WHAT THE EXERCISE ASKS: Verbatim output of all the material below is required.

PROVIDED ENTRIES:
————
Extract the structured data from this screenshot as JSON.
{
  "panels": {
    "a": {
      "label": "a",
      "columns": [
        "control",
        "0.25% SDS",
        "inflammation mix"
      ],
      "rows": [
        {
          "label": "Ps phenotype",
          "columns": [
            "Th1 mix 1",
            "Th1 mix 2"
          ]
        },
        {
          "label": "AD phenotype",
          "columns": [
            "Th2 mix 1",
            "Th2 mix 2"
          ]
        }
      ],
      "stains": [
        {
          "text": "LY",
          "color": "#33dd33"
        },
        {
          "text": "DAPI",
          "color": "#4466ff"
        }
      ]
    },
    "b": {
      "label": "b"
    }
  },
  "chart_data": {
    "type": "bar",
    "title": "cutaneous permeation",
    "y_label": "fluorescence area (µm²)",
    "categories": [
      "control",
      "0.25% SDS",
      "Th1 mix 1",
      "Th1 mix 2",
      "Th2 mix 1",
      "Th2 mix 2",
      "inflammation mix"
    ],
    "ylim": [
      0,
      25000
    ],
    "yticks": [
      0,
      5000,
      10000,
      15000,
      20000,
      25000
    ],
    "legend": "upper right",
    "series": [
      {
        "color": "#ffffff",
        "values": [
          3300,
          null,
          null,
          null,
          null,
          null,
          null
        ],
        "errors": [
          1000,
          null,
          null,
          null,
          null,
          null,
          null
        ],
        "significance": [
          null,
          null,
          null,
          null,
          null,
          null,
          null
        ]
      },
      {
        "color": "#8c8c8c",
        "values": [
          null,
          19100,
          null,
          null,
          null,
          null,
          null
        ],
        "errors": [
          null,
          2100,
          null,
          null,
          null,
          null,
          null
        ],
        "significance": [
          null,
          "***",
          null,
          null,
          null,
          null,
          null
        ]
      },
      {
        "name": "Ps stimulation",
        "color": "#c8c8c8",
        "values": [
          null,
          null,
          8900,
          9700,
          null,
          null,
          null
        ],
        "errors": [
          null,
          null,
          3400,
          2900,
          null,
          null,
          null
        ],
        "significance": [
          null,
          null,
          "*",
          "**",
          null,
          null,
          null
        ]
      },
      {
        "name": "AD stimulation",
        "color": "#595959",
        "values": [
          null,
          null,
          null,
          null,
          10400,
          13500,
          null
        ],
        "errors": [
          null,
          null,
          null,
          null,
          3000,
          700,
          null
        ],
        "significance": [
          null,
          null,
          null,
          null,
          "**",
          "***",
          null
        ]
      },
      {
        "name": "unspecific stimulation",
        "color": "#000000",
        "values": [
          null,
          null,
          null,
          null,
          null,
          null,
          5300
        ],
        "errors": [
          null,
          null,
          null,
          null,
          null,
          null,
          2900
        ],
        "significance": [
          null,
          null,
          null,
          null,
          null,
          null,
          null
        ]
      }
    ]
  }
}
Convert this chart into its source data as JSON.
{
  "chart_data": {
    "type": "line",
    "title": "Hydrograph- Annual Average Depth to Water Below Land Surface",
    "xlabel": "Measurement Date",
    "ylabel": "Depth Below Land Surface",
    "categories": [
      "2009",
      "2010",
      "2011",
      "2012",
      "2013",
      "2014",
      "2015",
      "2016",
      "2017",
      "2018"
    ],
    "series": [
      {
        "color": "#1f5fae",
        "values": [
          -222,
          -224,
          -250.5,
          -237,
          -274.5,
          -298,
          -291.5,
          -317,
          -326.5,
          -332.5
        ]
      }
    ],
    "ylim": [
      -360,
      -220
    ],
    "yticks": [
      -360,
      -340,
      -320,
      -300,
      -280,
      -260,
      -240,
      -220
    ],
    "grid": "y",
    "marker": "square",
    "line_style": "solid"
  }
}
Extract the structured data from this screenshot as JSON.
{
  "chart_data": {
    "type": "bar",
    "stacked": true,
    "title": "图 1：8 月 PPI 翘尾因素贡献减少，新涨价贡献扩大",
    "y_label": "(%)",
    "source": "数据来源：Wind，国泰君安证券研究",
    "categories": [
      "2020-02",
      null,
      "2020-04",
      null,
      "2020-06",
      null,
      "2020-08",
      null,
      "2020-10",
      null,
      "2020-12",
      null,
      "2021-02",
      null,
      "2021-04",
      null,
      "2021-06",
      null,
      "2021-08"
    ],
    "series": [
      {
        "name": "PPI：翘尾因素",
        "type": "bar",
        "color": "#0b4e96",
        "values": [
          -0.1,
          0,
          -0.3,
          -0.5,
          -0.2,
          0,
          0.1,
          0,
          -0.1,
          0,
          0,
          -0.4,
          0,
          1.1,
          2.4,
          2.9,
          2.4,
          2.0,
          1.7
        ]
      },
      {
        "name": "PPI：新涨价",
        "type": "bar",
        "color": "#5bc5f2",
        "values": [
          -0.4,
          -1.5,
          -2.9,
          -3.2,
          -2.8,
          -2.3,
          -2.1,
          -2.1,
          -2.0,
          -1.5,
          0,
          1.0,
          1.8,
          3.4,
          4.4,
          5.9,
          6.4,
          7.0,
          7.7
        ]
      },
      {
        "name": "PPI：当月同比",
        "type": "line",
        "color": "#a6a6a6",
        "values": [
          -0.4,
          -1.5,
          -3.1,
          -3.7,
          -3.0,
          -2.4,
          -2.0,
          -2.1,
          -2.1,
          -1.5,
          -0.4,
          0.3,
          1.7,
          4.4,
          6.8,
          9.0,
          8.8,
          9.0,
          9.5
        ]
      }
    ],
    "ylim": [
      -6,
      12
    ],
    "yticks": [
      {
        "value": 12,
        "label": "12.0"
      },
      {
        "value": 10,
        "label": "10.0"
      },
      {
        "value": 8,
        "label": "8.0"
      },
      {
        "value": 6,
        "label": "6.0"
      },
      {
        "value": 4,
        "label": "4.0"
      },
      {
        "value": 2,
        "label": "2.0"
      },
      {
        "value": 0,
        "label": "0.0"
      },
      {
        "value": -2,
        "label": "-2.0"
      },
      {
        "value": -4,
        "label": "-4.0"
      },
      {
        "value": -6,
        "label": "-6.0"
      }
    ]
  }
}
————
CORRECT RESPONSE:
Extract the structured data from this screenshot as JSON.
{
  "panels": {
    "a": {
      "label": "a",
      "columns": [
        "control",
        "0.25% SDS",
        "inflammation mix"
      ],
      "rows": [
        {
          "label": "Ps phenotype",
          "columns": [
            "Th1 mix 1",
            "Th1 mix 2"
          ]
        },
        {
          "label": "AD phenotype",
          "columns": [
            "Th2 mix 1",
            "Th2 mix 2"
          ]
        }
      ],
      "stains": [
        {
          "text": "LY",
          "color": "#33dd33"
        },
        {
          "text": "DAPI",
          "color": "#4466ff"
        }
      ]
    },
    "b": {
      "label": "b"
    }
  },
  "chart_data": {
    "type": "bar",
    "title": "cutaneous permeation",
    "y_label": "fluorescence area (µm²)",
    "categories": [
      "control",
      "0.25% SDS",
      "Th1 mix 1",
      "Th1 mix 2",
      "Th2 mix 1",
      "Th2 mix 2",
      "inflammation mix"
    ],
    "ylim": [
      0,
      25000
    ],
    "yticks": [
      0,
      5000,
      10000,
      15000,
      20000,
      25000
    ],
    "legend": "upper right",
    "series": [
      {
        "color": "#ffffff",
        "values": [
          3300,
          null,
          null,
          null,
          null,
          null,
          null
        ],
        "errors": [
          1000,
          null,
          null,
          null,
          null,
          null,
          null
        ],
        "significance": [
          null,
          null,
          null,
          null,
          null,
          null,
          null
        ]
      },
      {
        "color": "#8c8c8c",
        "values": [
          null,
          19100,
          null,
          null,
          null,
          null,
          null
        ],
        "errors": [
          null,
          2100,
          null,
          null,
          null,
          null,
          null
        ],
        "significance": [
          null,
          "***",
          null,
          null,
          null,
          null,
          null
        ]
      },
      {
        "name": "Ps stimulation",
        "color": "#c8c8c8",
        "values": [
          null,
          null,
          8900,
          9700,
          null,
          null,
          null
        ],
        "errors": [
          null,
          null,
          3400,
          2900,
          null,
          null,
          null
        ],
        "significance": [
          null,
          null,
          "*",
          "**",
          null,
          null,
          null
        ]
      },
      {
        "name": "AD stimulation",
        "color": "#595959",
        "values": [
          null,
          null,
          null,
          null,
          10400,
          13500,
          null
        ],
        "errors": [
          null,
          null,
          null,
          null,
          3000,
          700,
          null
        ],
        "significance": [
          null,
          null,
          null,
          null,
          "**",
          "***",
          null
        ]
      },
      {
        "name": "unspecific stimulation",
        "color": "#000000",
        "values": [
          null,
          null,
          null,
          null,
          null,
          null,
          5300
        ],
        "errors": [
          null,
          null,
          null,
          null,
          null,
          null,
          2900
        ],
        "significance": [
          null,
          null,
          null,
          null,
          null,
          null,
          null
        ]
      }
    ]
  }
}
Convert this chart into its source data as JSON.
{
  "chart_data": {
    "type": "line",
    "title": "Hydrograph- Annual Average Depth to Water Below Land Surface",
    "xlabel": "Measurement Date",
    "ylabel": "Depth Below Land Surface",
    "categories": [
      "2009",
      "2010",
      "2011",
      "2012",
      "2013",
      "2014",
      "2015",
      "2016",
      "2017",
      "2018"
    ],
    "series": [
      {
        "color": "#1f5fae",
        "values": [
          -222,
          -224,
          -250.5,
          -237,
          -274.5,
          -298,
          -291.5,
          -317,
          -326.5,
          -332.5
        ]
      }
    ],
    "ylim": [
      -360,
      -220
    ],
    "yticks": [
      -360,
      -340,
      -320,
      -300,
      -280,
      -260,
      -240,
      -220
    ],
    "grid": "y",
    "marker": "square",
    "line_style": "solid"
  }
}
Extract the structured data from this screenshot as JSON.
{
  "chart_data": {
    "type": "bar",
    "stacked": true,
    "title": "图 1：8 月 PPI 翘尾因素贡献减少，新涨价贡献扩大",
    "y_label": "(%)",
    "source": "数据来源：Wind，国泰君安证券研究",
    "categories": [
      "2020-02",
      null,
      "2020-04",
      null,
      "2020-06",
      null,
      "2020-08",
      null,
      "2020-10",
      null,
      "2020-12",
      null,
      "2021-02",
      null,
      "2021-04",
      null,
      "2021-06",
      null,
      "2021-08"
    ],
    "series": [
      {
        "name": "PPI：翘尾因素",
        "type": "bar",
        "color": "#0b4e96",
        "values": [
          -0.1,
          0,
          -0.3,
          -0.5,
          -0.2,
          0,
          0.1,
          0,
          -0.1,
          0,
          0,
          -0.4,
          0,
          1.1,
          2.4,
          2.9,
          2.4,
          2.0,
          1.7
        ]
      },
      {
        "name": "PPI：新涨价",
        "type": "bar",
        "color": "#5bc5f2",
        "values": [
          -0.4,
          -1.5,
          -2.9,
          -3.2,
          -2.8,
          -2.3,
          -2.1,
          -2.1,
          -2.0,
          -1.5,
          0,
          1.0,
          1.8,
          3.4,
          4.4,
          5.9,
          6.4,
          7.0,
          7.7
        ]
      },
      {
        "name": "PPI：当月同比",
        "type": "line",
        "color": "#a6a6a6",
        "values": [
          -0.4,
          -1.5,
          -3.1,
          -3.7,
          -3.0,
          -2.4,
          -2.0,
          -2.1,
          -2.1,
          -1.5,
          -0.4,
          0.3,
          1.7,
          4.4,
          6.8,
          9.0,
          8.8,
          9.0,
          9.5
        ]
      }
    ],
    "ylim": [
      -6,
      12
    ],
    "yticks": [
      {
        "value": 12,
        "label": "12.0"
      },
      {
        "value": 10,
        "label": "10.0"
      },
      {
        "value": 8,
        "label": "8.0"
      },
      {
        "value": 6,
        "label": "6.0"
      },
      {
        "value": 4,
        "label": "4.0"
      },
      {
        "value": 2,
        "label": "2.0"
      },
      {
        "value": 0,
        "label": "0.0"
      },
      {
        "value": -2,
        "label": "-2.0"
      },
      {
        "value": -4,
        "label": "-4.0"
      },
      {
        "value": -6,
        "label": "-6.0"
      }
    ]
  }
}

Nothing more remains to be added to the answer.